## GOAL OF THE EXERCISE
Find how many lines contain "առնելով" and state only that number.

═══ RECORDS SUPPLIED

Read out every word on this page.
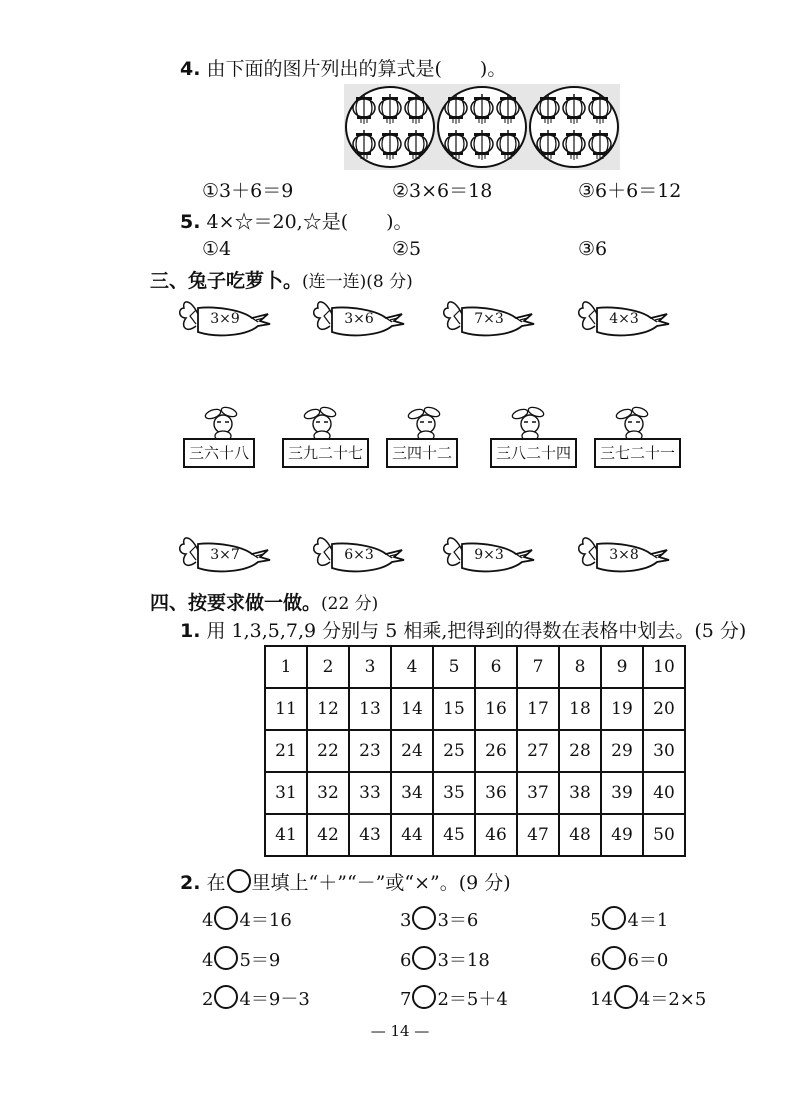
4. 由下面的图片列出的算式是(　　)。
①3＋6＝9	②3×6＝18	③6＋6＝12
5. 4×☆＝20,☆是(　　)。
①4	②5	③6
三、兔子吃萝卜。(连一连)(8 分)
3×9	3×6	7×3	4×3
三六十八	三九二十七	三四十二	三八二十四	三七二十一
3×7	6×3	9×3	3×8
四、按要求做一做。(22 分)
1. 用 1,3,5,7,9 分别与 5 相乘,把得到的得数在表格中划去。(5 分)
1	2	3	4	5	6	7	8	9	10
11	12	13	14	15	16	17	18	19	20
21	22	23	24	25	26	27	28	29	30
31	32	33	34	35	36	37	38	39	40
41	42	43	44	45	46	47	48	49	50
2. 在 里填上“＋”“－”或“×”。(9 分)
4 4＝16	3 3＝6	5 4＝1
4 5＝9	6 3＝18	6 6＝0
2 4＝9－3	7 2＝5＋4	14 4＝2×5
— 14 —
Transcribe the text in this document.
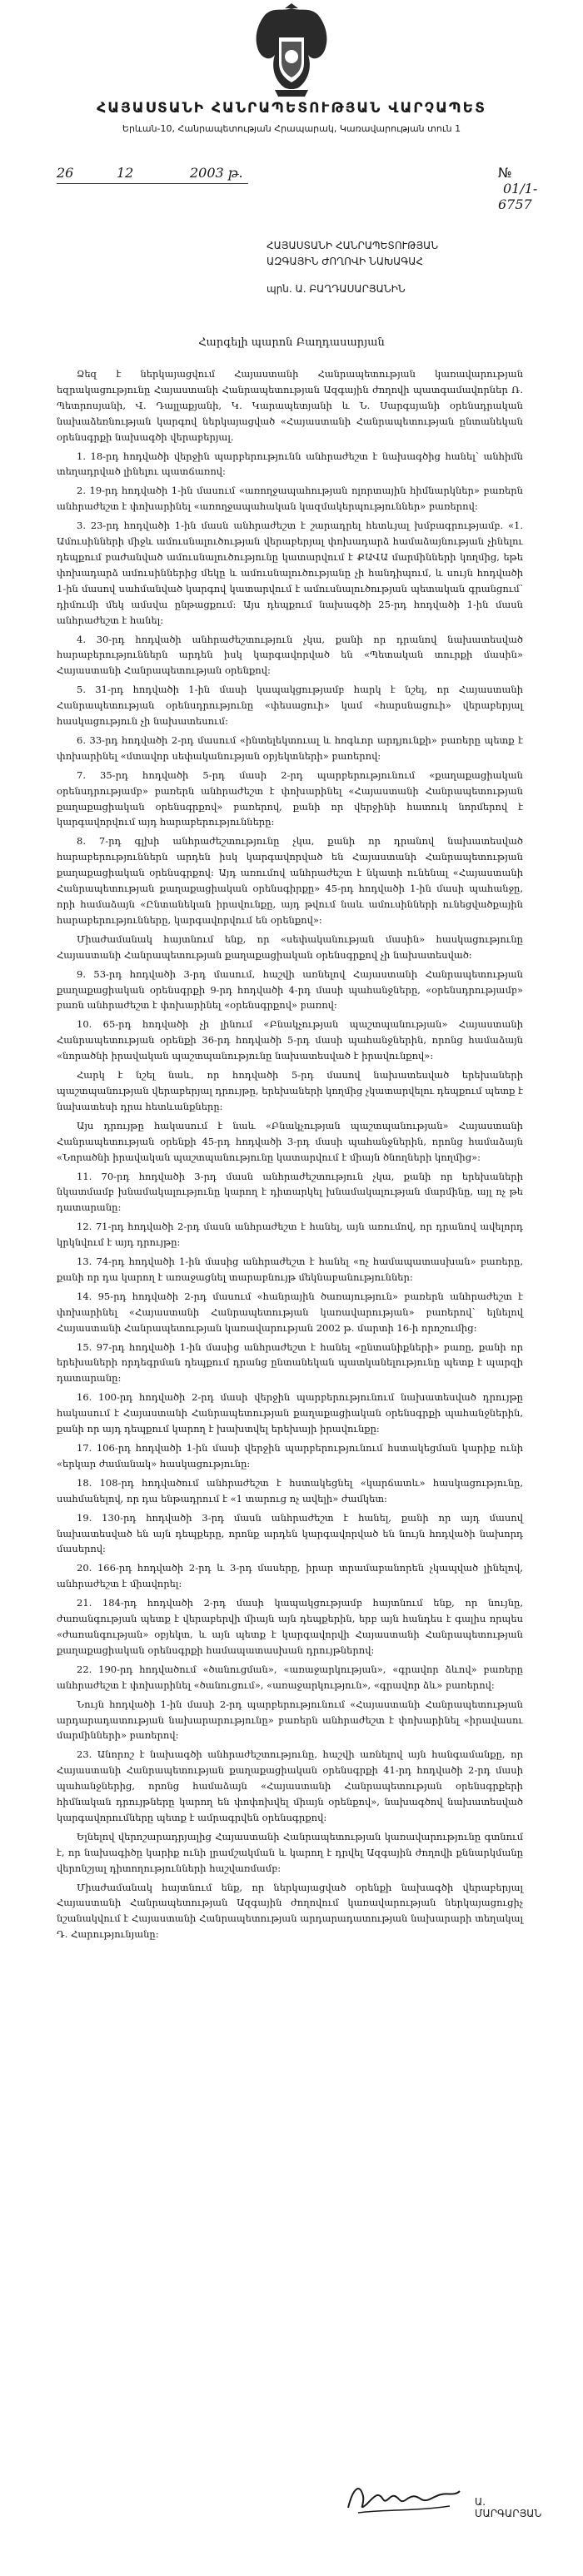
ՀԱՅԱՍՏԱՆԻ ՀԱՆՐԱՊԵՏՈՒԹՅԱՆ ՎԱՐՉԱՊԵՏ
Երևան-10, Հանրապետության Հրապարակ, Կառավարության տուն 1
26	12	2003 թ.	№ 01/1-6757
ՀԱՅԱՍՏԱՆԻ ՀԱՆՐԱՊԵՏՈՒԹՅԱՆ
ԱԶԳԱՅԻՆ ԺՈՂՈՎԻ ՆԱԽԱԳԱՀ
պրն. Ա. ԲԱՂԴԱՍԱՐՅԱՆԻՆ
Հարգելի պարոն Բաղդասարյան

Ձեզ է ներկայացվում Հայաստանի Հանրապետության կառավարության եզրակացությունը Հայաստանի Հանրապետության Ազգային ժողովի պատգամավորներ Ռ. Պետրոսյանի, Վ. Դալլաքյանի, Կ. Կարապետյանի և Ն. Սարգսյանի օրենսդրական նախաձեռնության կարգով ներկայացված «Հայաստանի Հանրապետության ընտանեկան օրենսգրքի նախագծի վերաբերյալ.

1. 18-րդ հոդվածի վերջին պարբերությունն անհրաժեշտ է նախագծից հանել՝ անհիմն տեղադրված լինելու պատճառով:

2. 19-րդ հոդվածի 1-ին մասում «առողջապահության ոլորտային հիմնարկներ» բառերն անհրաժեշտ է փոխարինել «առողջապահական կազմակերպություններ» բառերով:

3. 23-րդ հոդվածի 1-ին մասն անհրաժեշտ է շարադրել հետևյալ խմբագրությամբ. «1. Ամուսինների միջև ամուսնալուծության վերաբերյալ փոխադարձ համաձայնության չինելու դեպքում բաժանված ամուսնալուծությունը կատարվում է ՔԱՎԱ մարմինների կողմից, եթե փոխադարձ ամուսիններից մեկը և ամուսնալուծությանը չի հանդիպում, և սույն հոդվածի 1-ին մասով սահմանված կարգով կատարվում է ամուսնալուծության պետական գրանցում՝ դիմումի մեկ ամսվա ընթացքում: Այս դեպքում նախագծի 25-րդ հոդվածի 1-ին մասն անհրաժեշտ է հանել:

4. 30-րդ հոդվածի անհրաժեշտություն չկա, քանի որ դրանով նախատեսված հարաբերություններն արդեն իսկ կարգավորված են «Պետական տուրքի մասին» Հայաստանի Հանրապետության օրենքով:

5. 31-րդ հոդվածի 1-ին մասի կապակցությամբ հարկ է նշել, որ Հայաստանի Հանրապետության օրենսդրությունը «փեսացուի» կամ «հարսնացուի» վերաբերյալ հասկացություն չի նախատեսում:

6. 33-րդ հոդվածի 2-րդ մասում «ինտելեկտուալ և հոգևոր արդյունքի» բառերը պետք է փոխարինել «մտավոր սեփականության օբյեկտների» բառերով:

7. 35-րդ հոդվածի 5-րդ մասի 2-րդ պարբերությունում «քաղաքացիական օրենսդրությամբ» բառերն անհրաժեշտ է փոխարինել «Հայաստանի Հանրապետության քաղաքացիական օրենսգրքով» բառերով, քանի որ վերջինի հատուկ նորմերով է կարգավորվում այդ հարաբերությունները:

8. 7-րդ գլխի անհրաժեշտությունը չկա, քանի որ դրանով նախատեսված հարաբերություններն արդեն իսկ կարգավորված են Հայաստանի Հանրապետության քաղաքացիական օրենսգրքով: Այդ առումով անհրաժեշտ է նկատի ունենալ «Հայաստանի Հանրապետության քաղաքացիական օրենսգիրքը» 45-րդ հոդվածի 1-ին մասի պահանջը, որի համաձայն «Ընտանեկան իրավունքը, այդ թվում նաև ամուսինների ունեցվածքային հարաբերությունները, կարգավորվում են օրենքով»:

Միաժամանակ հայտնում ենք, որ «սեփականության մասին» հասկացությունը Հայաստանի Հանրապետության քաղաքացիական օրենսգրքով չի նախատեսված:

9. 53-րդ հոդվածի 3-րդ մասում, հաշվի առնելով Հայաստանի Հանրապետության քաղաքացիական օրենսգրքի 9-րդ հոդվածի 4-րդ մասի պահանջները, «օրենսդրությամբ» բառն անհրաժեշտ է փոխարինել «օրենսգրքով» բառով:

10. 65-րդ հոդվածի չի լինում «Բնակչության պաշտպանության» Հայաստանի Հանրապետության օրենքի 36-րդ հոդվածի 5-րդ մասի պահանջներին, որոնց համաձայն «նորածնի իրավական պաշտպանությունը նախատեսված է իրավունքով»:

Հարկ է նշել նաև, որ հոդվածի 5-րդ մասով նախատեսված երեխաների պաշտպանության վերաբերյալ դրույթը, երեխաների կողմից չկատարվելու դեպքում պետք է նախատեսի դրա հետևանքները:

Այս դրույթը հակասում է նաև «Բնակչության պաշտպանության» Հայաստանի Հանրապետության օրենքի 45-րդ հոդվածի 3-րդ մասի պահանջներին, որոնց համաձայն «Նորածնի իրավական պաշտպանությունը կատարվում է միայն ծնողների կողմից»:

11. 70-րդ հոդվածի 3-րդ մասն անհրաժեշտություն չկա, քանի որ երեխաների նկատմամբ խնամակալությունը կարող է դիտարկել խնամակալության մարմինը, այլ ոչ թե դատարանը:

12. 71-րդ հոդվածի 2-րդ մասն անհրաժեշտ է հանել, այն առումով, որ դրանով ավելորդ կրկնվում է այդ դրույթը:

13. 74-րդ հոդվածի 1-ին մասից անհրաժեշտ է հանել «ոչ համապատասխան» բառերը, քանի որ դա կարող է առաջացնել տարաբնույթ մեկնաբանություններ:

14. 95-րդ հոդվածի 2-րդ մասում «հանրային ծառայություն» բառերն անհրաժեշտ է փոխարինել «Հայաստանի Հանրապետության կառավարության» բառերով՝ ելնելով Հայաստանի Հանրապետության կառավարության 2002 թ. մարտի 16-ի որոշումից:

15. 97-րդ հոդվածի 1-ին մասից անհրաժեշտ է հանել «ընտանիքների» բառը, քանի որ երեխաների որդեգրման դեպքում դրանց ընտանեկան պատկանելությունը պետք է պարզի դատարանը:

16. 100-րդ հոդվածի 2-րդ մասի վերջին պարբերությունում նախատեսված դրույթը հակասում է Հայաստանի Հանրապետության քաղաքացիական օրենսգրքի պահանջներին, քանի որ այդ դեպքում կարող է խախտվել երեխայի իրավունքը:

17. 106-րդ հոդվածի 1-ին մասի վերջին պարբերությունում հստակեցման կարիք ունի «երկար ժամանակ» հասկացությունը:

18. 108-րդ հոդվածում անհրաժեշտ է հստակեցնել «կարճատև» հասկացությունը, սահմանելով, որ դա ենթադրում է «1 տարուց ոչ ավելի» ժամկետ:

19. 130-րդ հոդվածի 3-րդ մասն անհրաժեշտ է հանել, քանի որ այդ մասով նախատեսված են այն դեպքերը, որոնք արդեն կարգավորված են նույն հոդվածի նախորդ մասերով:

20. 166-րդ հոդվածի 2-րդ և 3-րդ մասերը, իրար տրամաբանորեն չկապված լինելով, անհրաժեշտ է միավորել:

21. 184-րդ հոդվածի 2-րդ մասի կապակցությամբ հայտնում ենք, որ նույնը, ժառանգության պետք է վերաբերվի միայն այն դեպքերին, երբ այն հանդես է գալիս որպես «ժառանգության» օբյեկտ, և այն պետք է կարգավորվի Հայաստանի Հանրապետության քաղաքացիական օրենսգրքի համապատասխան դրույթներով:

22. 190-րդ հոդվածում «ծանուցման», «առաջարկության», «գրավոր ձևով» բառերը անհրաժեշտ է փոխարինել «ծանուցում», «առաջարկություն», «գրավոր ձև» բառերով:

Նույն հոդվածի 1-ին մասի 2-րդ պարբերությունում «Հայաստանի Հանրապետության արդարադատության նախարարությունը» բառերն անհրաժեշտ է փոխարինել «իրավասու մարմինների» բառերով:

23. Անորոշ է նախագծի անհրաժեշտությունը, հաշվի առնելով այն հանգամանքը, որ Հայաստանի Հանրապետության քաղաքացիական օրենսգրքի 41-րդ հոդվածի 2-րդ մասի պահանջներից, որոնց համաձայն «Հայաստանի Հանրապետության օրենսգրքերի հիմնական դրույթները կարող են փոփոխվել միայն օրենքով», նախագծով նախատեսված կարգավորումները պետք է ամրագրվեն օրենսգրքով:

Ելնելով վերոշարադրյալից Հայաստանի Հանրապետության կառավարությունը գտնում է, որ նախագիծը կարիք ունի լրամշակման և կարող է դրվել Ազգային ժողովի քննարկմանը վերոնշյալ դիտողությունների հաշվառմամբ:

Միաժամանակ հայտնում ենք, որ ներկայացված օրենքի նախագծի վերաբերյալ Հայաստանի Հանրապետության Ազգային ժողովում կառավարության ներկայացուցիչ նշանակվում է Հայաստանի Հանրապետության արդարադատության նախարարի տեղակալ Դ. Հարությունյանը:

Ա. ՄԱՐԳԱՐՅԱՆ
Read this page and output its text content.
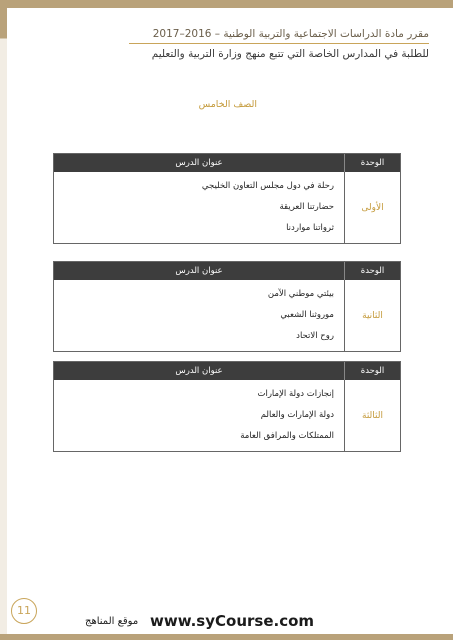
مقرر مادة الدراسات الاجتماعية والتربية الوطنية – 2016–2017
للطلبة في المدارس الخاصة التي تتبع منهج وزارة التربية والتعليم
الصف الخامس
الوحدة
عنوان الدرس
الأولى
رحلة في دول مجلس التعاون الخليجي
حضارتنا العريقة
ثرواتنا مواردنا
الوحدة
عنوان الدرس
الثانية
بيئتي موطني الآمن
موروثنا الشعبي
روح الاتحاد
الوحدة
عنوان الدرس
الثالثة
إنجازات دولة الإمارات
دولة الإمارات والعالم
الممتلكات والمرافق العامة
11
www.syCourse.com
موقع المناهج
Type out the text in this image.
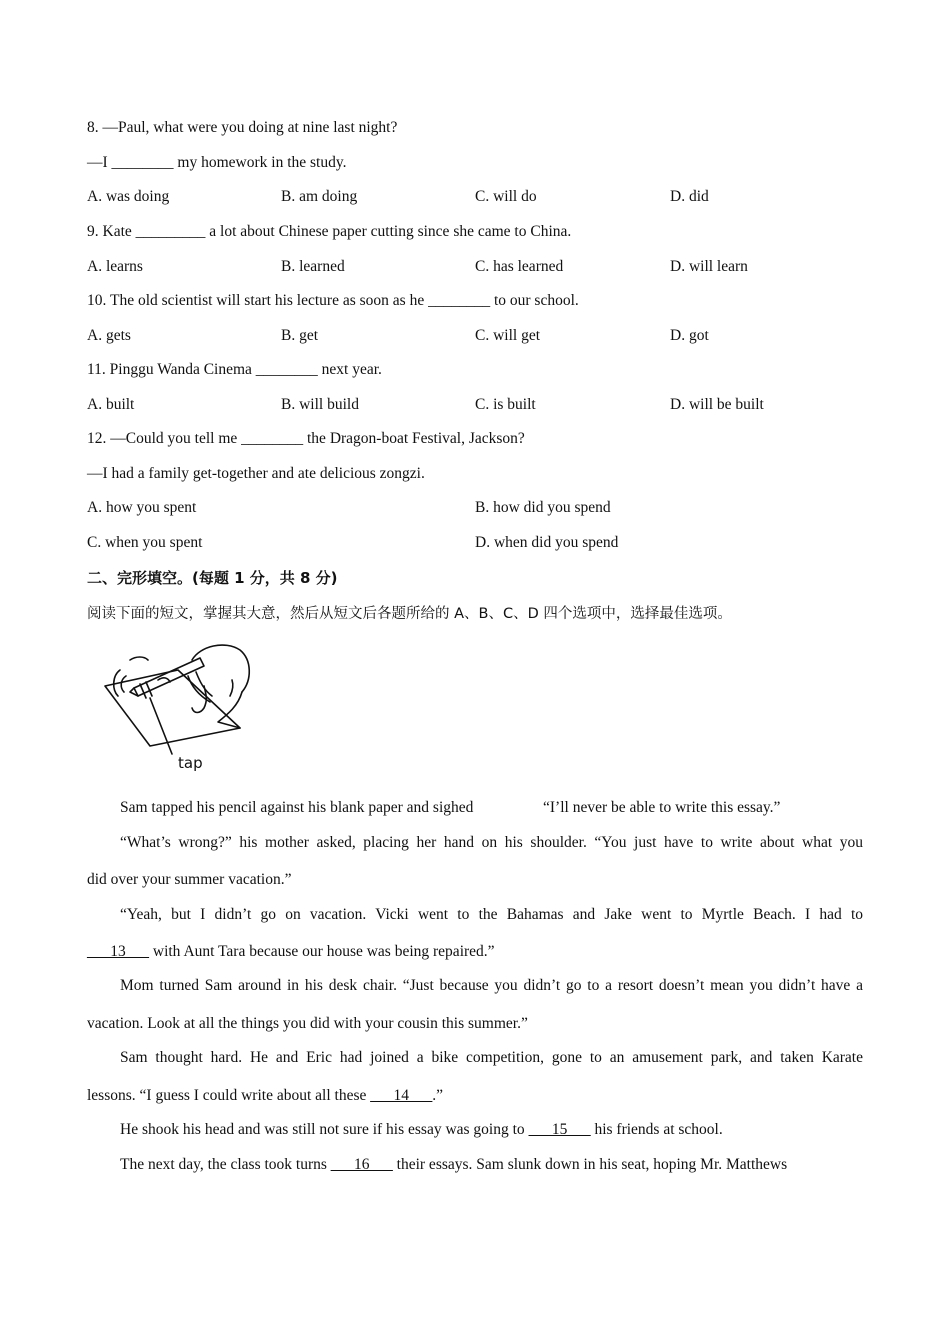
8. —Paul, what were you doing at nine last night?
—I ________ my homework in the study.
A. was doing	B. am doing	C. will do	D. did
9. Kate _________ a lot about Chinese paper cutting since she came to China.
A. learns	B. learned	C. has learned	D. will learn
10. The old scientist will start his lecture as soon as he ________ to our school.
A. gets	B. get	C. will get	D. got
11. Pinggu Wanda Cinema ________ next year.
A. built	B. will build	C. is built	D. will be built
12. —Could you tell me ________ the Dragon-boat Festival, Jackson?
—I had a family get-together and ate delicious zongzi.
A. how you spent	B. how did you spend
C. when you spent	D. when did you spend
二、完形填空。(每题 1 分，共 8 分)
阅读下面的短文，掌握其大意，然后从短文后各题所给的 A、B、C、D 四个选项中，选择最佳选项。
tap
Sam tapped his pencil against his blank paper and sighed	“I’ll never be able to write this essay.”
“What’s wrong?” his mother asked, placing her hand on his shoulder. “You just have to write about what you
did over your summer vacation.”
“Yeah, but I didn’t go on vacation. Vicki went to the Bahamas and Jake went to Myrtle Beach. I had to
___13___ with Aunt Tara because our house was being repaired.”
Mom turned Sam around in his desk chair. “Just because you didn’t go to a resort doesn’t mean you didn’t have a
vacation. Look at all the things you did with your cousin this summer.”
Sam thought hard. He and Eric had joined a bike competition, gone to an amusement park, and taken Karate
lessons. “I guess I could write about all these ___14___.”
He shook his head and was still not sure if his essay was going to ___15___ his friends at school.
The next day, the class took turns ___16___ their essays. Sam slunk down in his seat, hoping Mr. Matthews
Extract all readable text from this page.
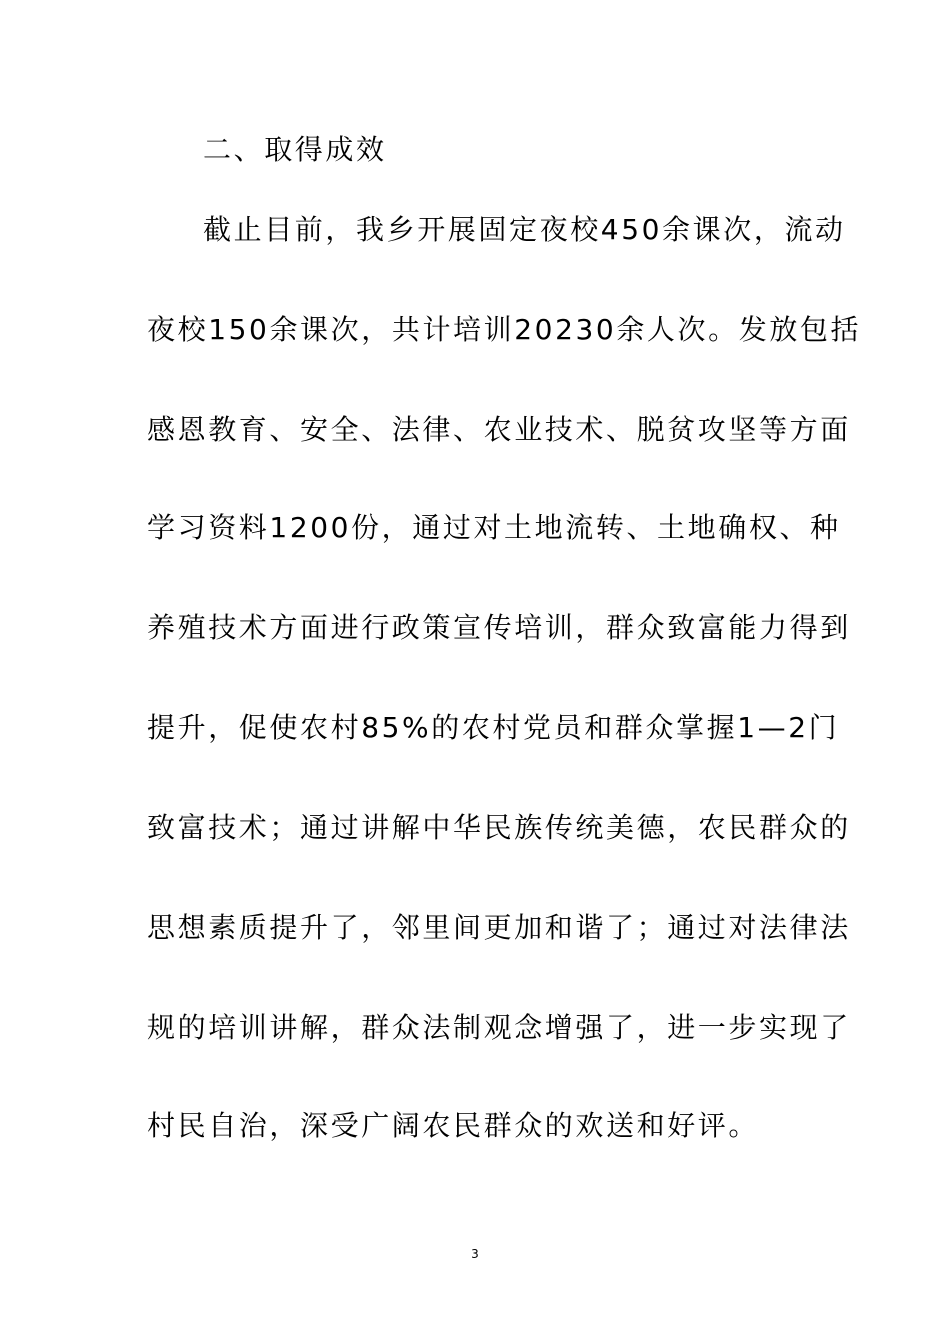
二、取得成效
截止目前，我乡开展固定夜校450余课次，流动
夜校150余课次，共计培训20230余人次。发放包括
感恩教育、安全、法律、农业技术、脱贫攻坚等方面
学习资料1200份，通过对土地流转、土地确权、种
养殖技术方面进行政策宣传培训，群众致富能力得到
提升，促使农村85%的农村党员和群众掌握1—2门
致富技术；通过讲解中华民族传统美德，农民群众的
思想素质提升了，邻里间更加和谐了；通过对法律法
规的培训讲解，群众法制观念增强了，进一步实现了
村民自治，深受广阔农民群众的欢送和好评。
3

══════

## RESPONSE TO THE TASK
2